▶ **Description of the task**
Quote only the lines from the one containing "Give me the JSON data" through the final line, both included, and omit the pictures.

▶ **Data provided**
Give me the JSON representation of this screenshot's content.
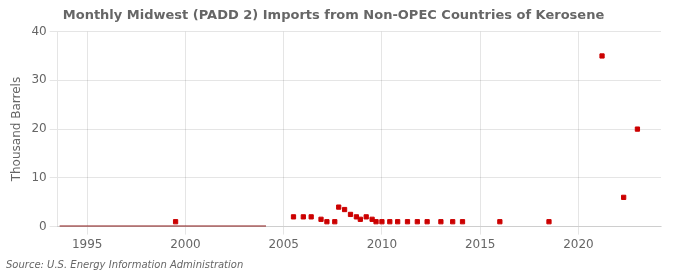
{
  "chart_data": {
    "type": "scatter",
    "title": "Monthly Midwest (PADD 2) Imports from Non-OPEC Countries of Kerosene",
    "ylabel": "Thousand Barrels",
    "annotation": "Source: U.S. Energy Information Administration",
    "xlim": [
      1993.5,
      2024.2
    ],
    "xticks": [
      1995,
      2000,
      2005,
      2010,
      2015,
      2020
    ],
    "ylim": [
      0,
      40
    ],
    "yticks": [
      0,
      10,
      20,
      30,
      40
    ],
    "grid": true,
    "series": [
      {
        "type": "line",
        "color": "#8b1a1a",
        "line_style": "solid",
        "x": [
          1993.6,
          2004.1
        ],
        "values": [
          0,
          0
        ]
      },
      {
        "type": "scatter",
        "color": "#cc0000",
        "marker": "square",
        "x": [
          1999.5,
          2005.5,
          2006.0,
          2006.4,
          2006.9,
          2007.2,
          2007.6,
          2007.8,
          2008.1,
          2008.4,
          2008.7,
          2008.9,
          2009.2,
          2009.5,
          2009.7,
          2010.0,
          2010.4,
          2010.8,
          2011.3,
          2011.8,
          2012.3,
          2013.0,
          2013.6,
          2014.1,
          2016.0,
          2018.5,
          2021.2,
          2022.3,
          2023.0
        ],
        "values": [
          1,
          2,
          2,
          2,
          1.5,
          1,
          1,
          4,
          3.5,
          2.5,
          2,
          1.5,
          2,
          1.5,
          1,
          1,
          1,
          1,
          1,
          1,
          1,
          1,
          1,
          1,
          1,
          1,
          35,
          6,
          20
        ]
      }
    ]
  }
}
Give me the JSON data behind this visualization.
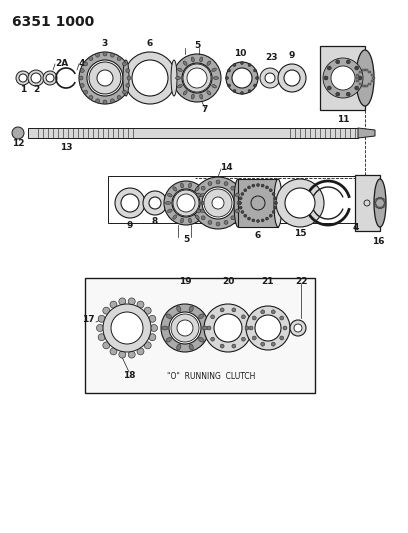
{
  "title_code": "6351 1000",
  "bg_color": "#ffffff",
  "line_color": "#1a1a1a",
  "gray_light": "#d8d8d8",
  "gray_mid": "#aaaaaa",
  "gray_dark": "#777777",
  "gray_darker": "#444444",
  "inset_label": "\"O\"  RUNNING  CLUTCH",
  "font_size_title": 10,
  "font_size_labels": 6.5,
  "fig_w": 4.08,
  "fig_h": 5.33,
  "dpi": 100
}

▶ **Solution to the problem**
Give me the JSON data behind this visualization.
{
  "title_code": "6351 1000",
  "bg_color": "#ffffff",
  "line_color": "#1a1a1a",
  "gray_light": "#d8d8d8",
  "gray_mid": "#aaaaaa",
  "gray_dark": "#777777",
  "gray_darker": "#444444",
  "inset_label": "\"O\"  RUNNING  CLUTCH",
  "font_size_title": 10,
  "font_size_labels": 6.5,
  "fig_w": 4.08,
  "fig_h": 5.33,
  "dpi": 100
}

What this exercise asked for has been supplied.